§ **DO THIS**:
Write the entries below out again exactly; any picture in them stays out.

>> Begin

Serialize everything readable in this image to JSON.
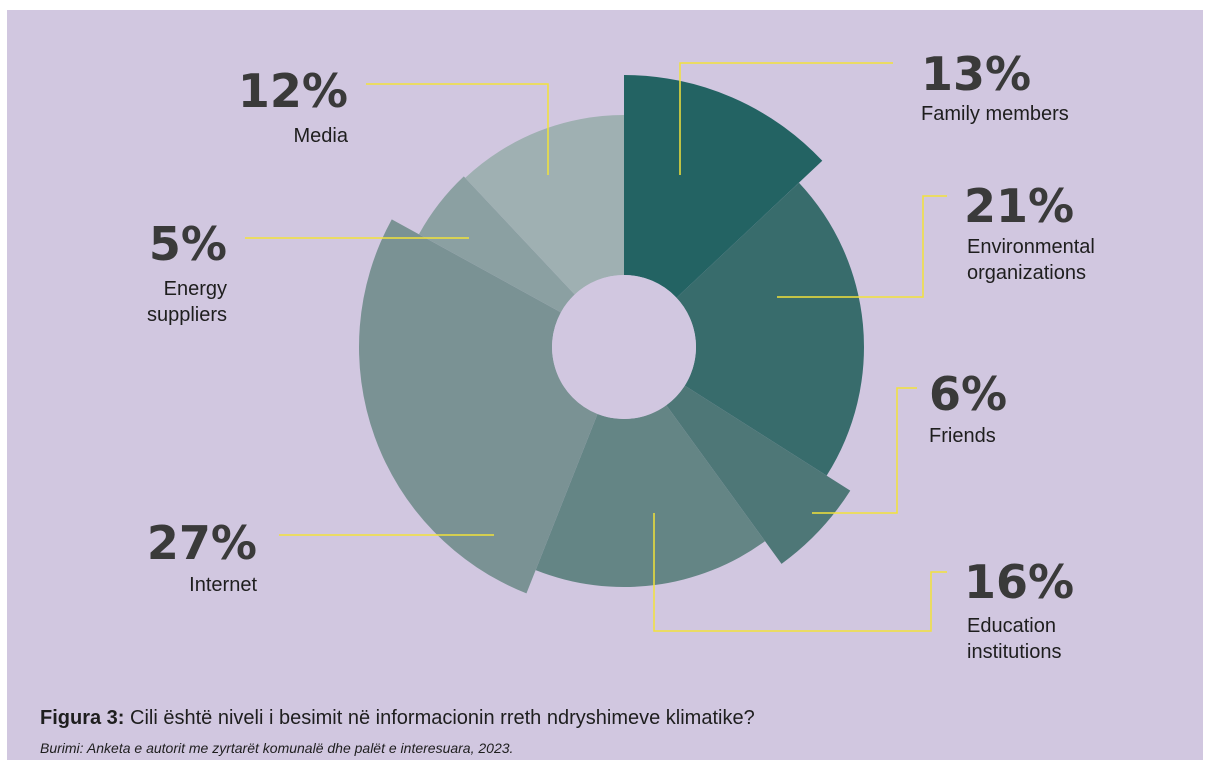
{
  "chart_data": {
    "type": "pie",
    "variant": "polar-area-donut",
    "title": "",
    "series": [
      {
        "name": "Family members",
        "value": 13,
        "label": "13%",
        "color": "#236363"
      },
      {
        "name": "Environmental organizations",
        "value": 21,
        "label": "21%",
        "color": "#386c6c"
      },
      {
        "name": "Friends",
        "value": 6,
        "label": "6%",
        "color": "#4e7777"
      },
      {
        "name": "Education institutions",
        "value": 16,
        "label": "16%",
        "color": "#648585"
      },
      {
        "name": "Internet",
        "value": 27,
        "label": "27%",
        "color": "#7a9294"
      },
      {
        "name": "Energy suppliers",
        "value": 5,
        "label": "5%",
        "color": "#8ba0a2"
      },
      {
        "name": "Media",
        "value": 12,
        "label": "12%",
        "color": "#9fb0b2"
      }
    ],
    "leader_line_color": "#f2e23a",
    "legend": "none"
  },
  "caption": {
    "prefix": "Figura 3:",
    "text": " Cili është niveli i besimit në informacionin rreth ndryshimeve klimatike?"
  },
  "source": "Burimi: Anketa e autorit me zyrtarët komunalë dhe palët e interesuara, 2023.",
  "labels": {
    "family": {
      "pct": "13%",
      "lines": [
        "Family members"
      ]
    },
    "environmental": {
      "pct": "21%",
      "lines": [
        "Environmental",
        "organizations"
      ]
    },
    "friends": {
      "pct": "6%",
      "lines": [
        "Friends"
      ]
    },
    "education": {
      "pct": "16%",
      "lines": [
        "Education",
        "institutions"
      ]
    },
    "internet": {
      "pct": "27%",
      "lines": [
        "Internet"
      ]
    },
    "energy": {
      "pct": "5%",
      "lines": [
        "Energy",
        "suppliers"
      ]
    },
    "media": {
      "pct": "12%",
      "lines": [
        "Media"
      ]
    }
  },
  "colors": {
    "background": "#d1c7e0"
  }
}
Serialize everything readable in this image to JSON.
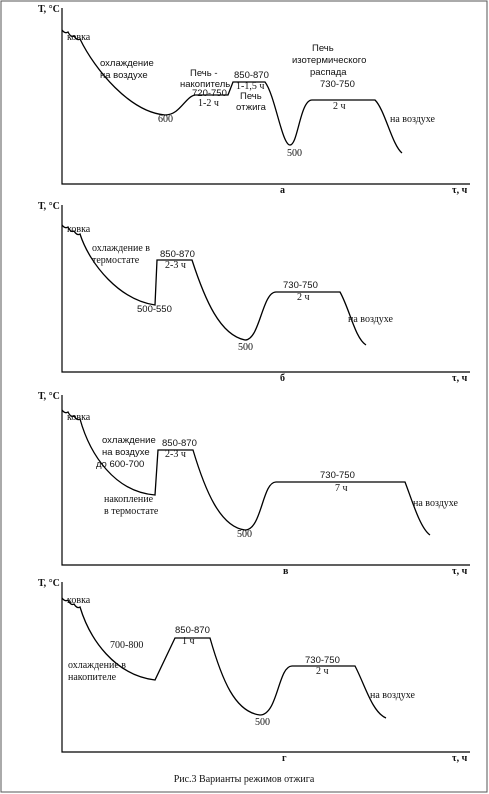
{
  "panels": [
    {
      "y_label": "Т, °С",
      "x_label": "τ, ч",
      "letter": "а",
      "annotations": [
        "ковка",
        "охлаждение",
        "на воздухе",
        "600",
        "Печь -",
        "накопитель",
        "720-750",
        "1-2 ч",
        "850-870",
        "1-1,5 ч",
        "Печь",
        "отжига",
        "500",
        "Печь",
        "изотермического",
        "распада",
        "730-750",
        "2 ч",
        "на воздухе"
      ]
    },
    {
      "y_label": "Т, °С",
      "x_label": "τ, ч",
      "letter": "б",
      "annotations": [
        "ковка",
        "охлаждение в",
        "термостате",
        "850-870",
        "2-3 ч",
        "500-550",
        "500",
        "730-750",
        "2 ч",
        "на воздухе"
      ]
    },
    {
      "y_label": "Т, °С",
      "x_label": "τ, ч",
      "letter": "в",
      "annotations": [
        "ковка",
        "охлаждение",
        "на воздухе",
        "до 600-700",
        "850-870",
        "2-3 ч",
        "накопление",
        "в термостате",
        "500",
        "730-750",
        "7 ч",
        "на воздухе"
      ]
    },
    {
      "y_label": "Т, °С",
      "x_label": "τ, ч",
      "letter": "г",
      "annotations": [
        "ковка",
        "700-800",
        "850-870",
        "1 ч",
        "охлаждение в",
        "накопителе",
        "500",
        "730-750",
        "2 ч",
        "на воздухе"
      ]
    }
  ],
  "caption": "Рис.3 Варианты режимов отжига"
}
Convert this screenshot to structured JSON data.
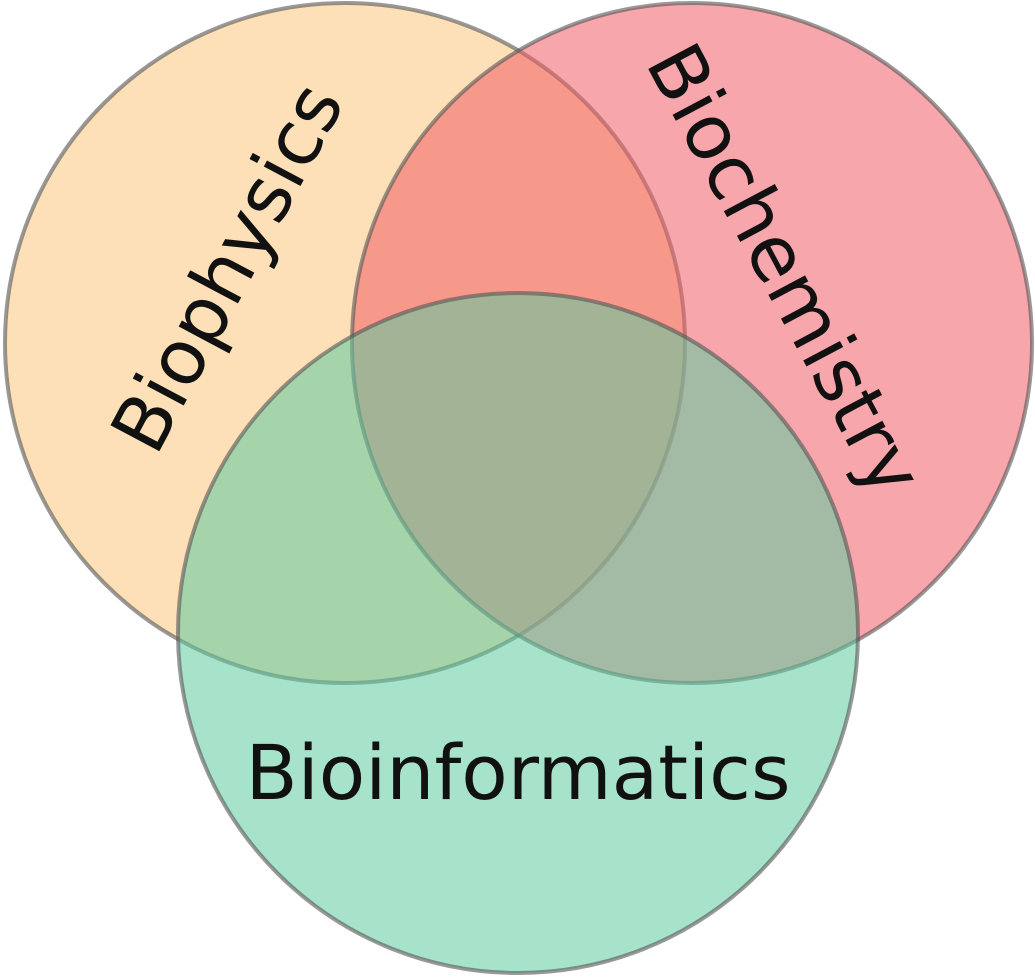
{
  "diagram": {
    "type": "venn-3",
    "sets": [
      {
        "id": "biophysics",
        "label": "Biophysics",
        "color": "#fbc67b"
      },
      {
        "id": "biochemistry",
        "label": "Biochemistry",
        "color": "#f15c66"
      },
      {
        "id": "bioinformatics",
        "label": "Bioinformatics",
        "color": "#5fcaa0"
      }
    ]
  }
}
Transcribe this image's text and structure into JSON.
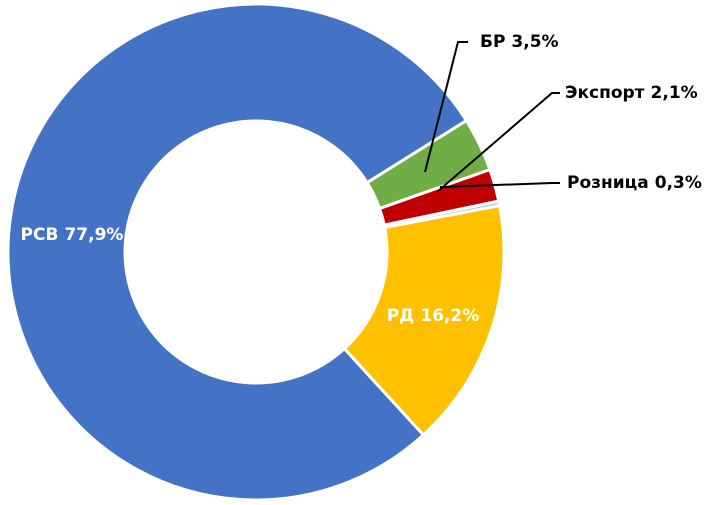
{
  "chart_data": {
    "type": "donut",
    "categories": [
      "БР",
      "Экспорт",
      "Розница",
      "РД",
      "РСВ"
    ],
    "values": [
      3.5,
      2.1,
      0.3,
      16.2,
      77.9
    ],
    "value_labels": [
      "3,5%",
      "2,1%",
      "0,3%",
      "16,2%",
      "77,9%"
    ],
    "colors": [
      "#70ad47",
      "#c00000",
      "#a9d4cf",
      "#ffc000",
      "#4472c4"
    ]
  }
}
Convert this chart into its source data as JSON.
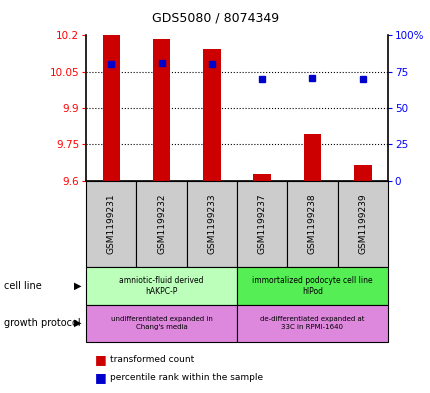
{
  "title": "GDS5080 / 8074349",
  "samples": [
    "GSM1199231",
    "GSM1199232",
    "GSM1199233",
    "GSM1199237",
    "GSM1199238",
    "GSM1199239"
  ],
  "transformed_counts": [
    10.2,
    10.185,
    10.145,
    9.63,
    9.795,
    9.665
  ],
  "percentile_ranks": [
    80,
    81,
    80,
    70,
    71,
    70
  ],
  "y_min": 9.6,
  "y_max": 10.2,
  "y_ticks": [
    9.6,
    9.75,
    9.9,
    10.05,
    10.2
  ],
  "y_tick_labels": [
    "9.6",
    "9.75",
    "9.9",
    "10.05",
    "10.2"
  ],
  "right_y_ticks": [
    0,
    25,
    50,
    75,
    100
  ],
  "right_y_tick_labels": [
    "0",
    "25",
    "50",
    "75",
    "100%"
  ],
  "bar_color": "#cc0000",
  "dot_color": "#0000cc",
  "sample_bg_color": "#cccccc",
  "cell_line_groups": [
    {
      "label": "amniotic-fluid derived\nhAKPC-P",
      "start": 0,
      "end": 2,
      "color": "#bbffbb"
    },
    {
      "label": "immortalized podocyte cell line\nhIPod",
      "start": 3,
      "end": 5,
      "color": "#55ee55"
    }
  ],
  "growth_protocol_groups": [
    {
      "label": "undifferentiated expanded in\nChang's media",
      "start": 0,
      "end": 2,
      "color": "#dd88dd"
    },
    {
      "label": "de-differentiated expanded at\n33C in RPMI-1640",
      "start": 3,
      "end": 5,
      "color": "#dd88dd"
    }
  ],
  "left_labels": [
    "cell line",
    "growth protocol"
  ],
  "legend_items": [
    {
      "color": "#cc0000",
      "label": "transformed count"
    },
    {
      "color": "#0000cc",
      "label": "percentile rank within the sample"
    }
  ]
}
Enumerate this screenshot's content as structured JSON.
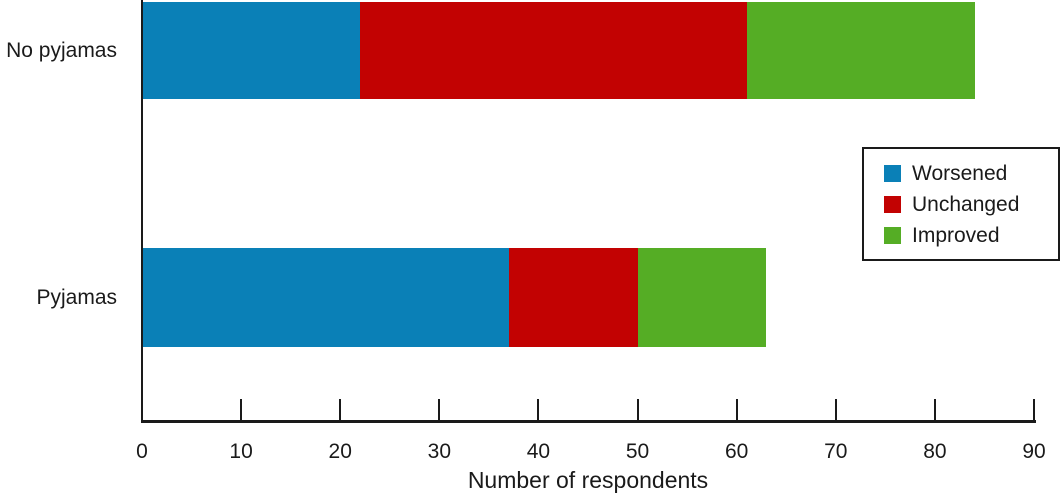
{
  "chart_data": {
    "type": "bar",
    "orientation": "horizontal",
    "stacked": true,
    "title": "",
    "categories": [
      "No pyjamas",
      "Pyjamas"
    ],
    "series": [
      {
        "name": "Worsened",
        "color": "#0a80b7",
        "values": [
          22,
          37
        ]
      },
      {
        "name": "Unchanged",
        "color": "#c20202",
        "values": [
          39,
          13
        ]
      },
      {
        "name": "Improved",
        "color": "#55ad25",
        "values": [
          23,
          13
        ]
      }
    ],
    "xlabel": "Number of respondents",
    "ylabel": "",
    "xlim": [
      0,
      90
    ],
    "xticks": [
      0,
      10,
      20,
      30,
      40,
      50,
      60,
      70,
      80,
      90
    ],
    "legend_position": "right",
    "grid": false
  },
  "colors": {
    "axis": "#1a1a1a",
    "text": "#1a1a1a",
    "background": "#ffffff"
  }
}
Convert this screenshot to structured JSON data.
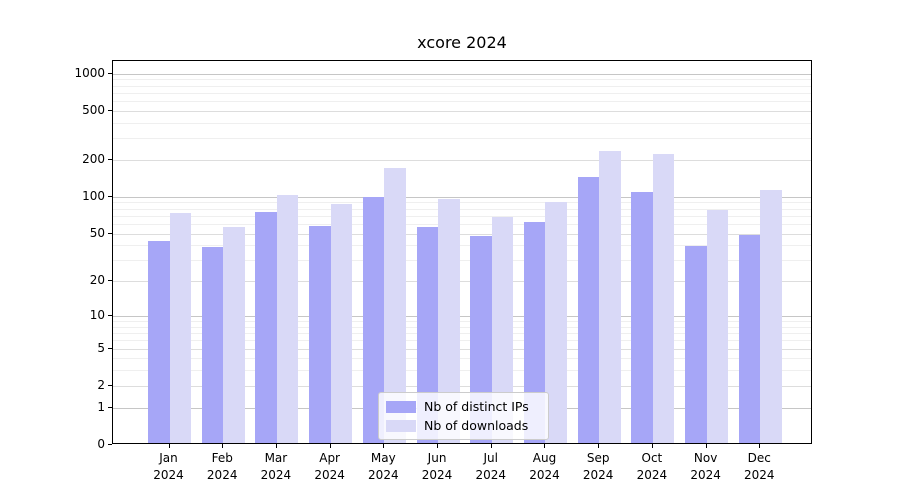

>> End

§ **EXERCISE RESPONSE**:
Serialize everything readable in this image to JSON.
{
  "chart_data": {
    "type": "pie",
    "variant": "polar-area-donut",
    "title": "",
    "series": [
      {
        "name": "Family members",
        "value": 13,
        "label": "13%",
        "color": "#236363"
      },
      {
        "name": "Environmental organizations",
        "value": 21,
        "label": "21%",
        "color": "#386c6c"
      },
      {
        "name": "Friends",
        "value": 6,
        "label": "6%",
        "color": "#4e7777"
      },
      {
        "name": "Education institutions",
        "value": 16,
        "label": "16%",
        "color": "#648585"
      },
      {
        "name": "Internet",
        "value": 27,
        "label": "27%",
        "color": "#7a9294"
      },
      {
        "name": "Energy suppliers",
        "value": 5,
        "label": "5%",
        "color": "#8ba0a2"
      },
      {
        "name": "Media",
        "value": 12,
        "label": "12%",
        "color": "#9fb0b2"
      }
    ],
    "leader_line_color": "#f2e23a",
    "legend": "none"
  },
  "caption": {
    "prefix": "Figura 3:",
    "text": " Cili është niveli i besimit në informacionin rreth ndryshimeve klimatike?"
  },
  "source": "Burimi: Anketa e autorit me zyrtarët komunalë dhe palët e interesuara, 2023.",
  "labels": {
    "family": {
      "pct": "13%",
      "lines": [
        "Family members"
      ]
    },
    "environmental": {
      "pct": "21%",
      "lines": [
        "Environmental",
        "organizations"
      ]
    },
    "friends": {
      "pct": "6%",
      "lines": [
        "Friends"
      ]
    },
    "education": {
      "pct": "16%",
      "lines": [
        "Education",
        "institutions"
      ]
    },
    "internet": {
      "pct": "27%",
      "lines": [
        "Internet"
      ]
    },
    "energy": {
      "pct": "5%",
      "lines": [
        "Energy",
        "suppliers"
      ]
    },
    "media": {
      "pct": "12%",
      "lines": [
        "Media"
      ]
    }
  },
  "colors": {
    "background": "#d1c7e0"
  }
}
Serialize everything readable in this image to JSON.
{
  "panels": [
    {
      "y_label": "Т, °С",
      "x_label": "τ, ч",
      "letter": "а",
      "annotations": [
        "ковка",
        "охлаждение",
        "на воздухе",
        "600",
        "Печь -",
        "накопитель",
        "720-750",
        "1-2 ч",
        "850-870",
        "1-1,5 ч",
        "Печь",
        "отжига",
        "500",
        "Печь",
        "изотермического",
        "распада",
        "730-750",
        "2 ч",
        "на воздухе"
      ]
    },
    {
      "y_label": "Т, °С",
      "x_label": "τ, ч",
      "letter": "б",
      "annotations": [
        "ковка",
        "охлаждение в",
        "термостате",
        "850-870",
        "2-3 ч",
        "500-550",
        "500",
        "730-750",
        "2 ч",
        "на воздухе"
      ]
    },
    {
      "y_label": "Т, °С",
      "x_label": "τ, ч",
      "letter": "в",
      "annotations": [
        "ковка",
        "охлаждение",
        "на воздухе",
        "до 600-700",
        "850-870",
        "2-3 ч",
        "накопление",
        "в термостате",
        "500",
        "730-750",
        "7 ч",
        "на воздухе"
      ]
    },
    {
      "y_label": "Т, °С",
      "x_label": "τ, ч",
      "letter": "г",
      "annotations": [
        "ковка",
        "700-800",
        "850-870",
        "1 ч",
        "охлаждение в",
        "накопителе",
        "500",
        "730-750",
        "2 ч",
        "на воздухе"
      ]
    }
  ],
  "caption": "Рис.3 Варианты режимов отжига"
}
Convert this screenshot to structured JSON data.
{
  "diagram": {
    "type": "venn-3",
    "sets": [
      {
        "id": "biophysics",
        "label": "Biophysics",
        "color": "#fbc67b"
      },
      {
        "id": "biochemistry",
        "label": "Biochemistry",
        "color": "#f15c66"
      },
      {
        "id": "bioinformatics",
        "label": "Bioinformatics",
        "color": "#5fcaa0"
      }
    ]
  }
}
Transcribe this image's text and structure into JSON.
{
  "chart_data": {
    "type": "donut",
    "categories": [
      "БР",
      "Экспорт",
      "Розница",
      "РД",
      "РСВ"
    ],
    "values": [
      3.5,
      2.1,
      0.3,
      16.2,
      77.9
    ],
    "value_labels": [
      "3,5%",
      "2,1%",
      "0,3%",
      "16,2%",
      "77,9%"
    ],
    "colors": [
      "#70ad47",
      "#c00000",
      "#a9d4cf",
      "#ffc000",
      "#4472c4"
    ]
  }
}
Convert this chart into its source data as JSON.
{
  "title": "GDS5080 / 8074349",
  "samples": [
    "GSM1199231",
    "GSM1199232",
    "GSM1199233",
    "GSM1199237",
    "GSM1199238",
    "GSM1199239"
  ],
  "transformed_counts": [
    10.2,
    10.185,
    10.145,
    9.63,
    9.795,
    9.665
  ],
  "percentile_ranks": [
    80,
    81,
    80,
    70,
    71,
    70
  ],
  "y_min": 9.6,
  "y_max": 10.2,
  "y_ticks": [
    9.6,
    9.75,
    9.9,
    10.05,
    10.2
  ],
  "y_tick_labels": [
    "9.6",
    "9.75",
    "9.9",
    "10.05",
    "10.2"
  ],
  "right_y_ticks": [
    0,
    25,
    50,
    75,
    100
  ],
  "right_y_tick_labels": [
    "0",
    "25",
    "50",
    "75",
    "100%"
  ],
  "bar_color": "#cc0000",
  "dot_color": "#0000cc",
  "sample_bg_color": "#cccccc",
  "cell_line_groups": [
    {
      "label": "amniotic-fluid derived\nhAKPC-P",
      "start": 0,
      "end": 2,
      "color": "#bbffbb"
    },
    {
      "label": "immortalized podocyte cell line\nhIPod",
      "start": 3,
      "end": 5,
      "color": "#55ee55"
    }
  ],
  "growth_protocol_groups": [
    {
      "label": "undifferentiated expanded in\nChang's media",
      "start": 0,
      "end": 2,
      "color": "#dd88dd"
    },
    {
      "label": "de-differentiated expanded at\n33C in RPMI-1640",
      "start": 3,
      "end": 5,
      "color": "#dd88dd"
    }
  ],
  "left_labels": [
    "cell line",
    "growth protocol"
  ],
  "legend_items": [
    {
      "color": "#cc0000",
      "label": "transformed count"
    },
    {
      "color": "#0000cc",
      "label": "percentile rank within the sample"
    }
  ]
}
Enumerate this screenshot's content as structured JSON.
{
  "chart_data": {
    "type": "bar",
    "orientation": "horizontal",
    "stacked": true,
    "title": "",
    "categories": [
      "No pyjamas",
      "Pyjamas"
    ],
    "series": [
      {
        "name": "Worsened",
        "color": "#0a80b7",
        "values": [
          22,
          37
        ]
      },
      {
        "name": "Unchanged",
        "color": "#c20202",
        "values": [
          39,
          13
        ]
      },
      {
        "name": "Improved",
        "color": "#55ad25",
        "values": [
          23,
          13
        ]
      }
    ],
    "xlabel": "Number of respondents",
    "ylabel": "",
    "xlim": [
      0,
      90
    ],
    "xticks": [
      0,
      10,
      20,
      30,
      40,
      50,
      60,
      70,
      80,
      90
    ],
    "legend_position": "right",
    "grid": false
  },
  "colors": {
    "axis": "#1a1a1a",
    "text": "#1a1a1a",
    "background": "#ffffff"
  }
}
Convert this screenshot to structured JSON data.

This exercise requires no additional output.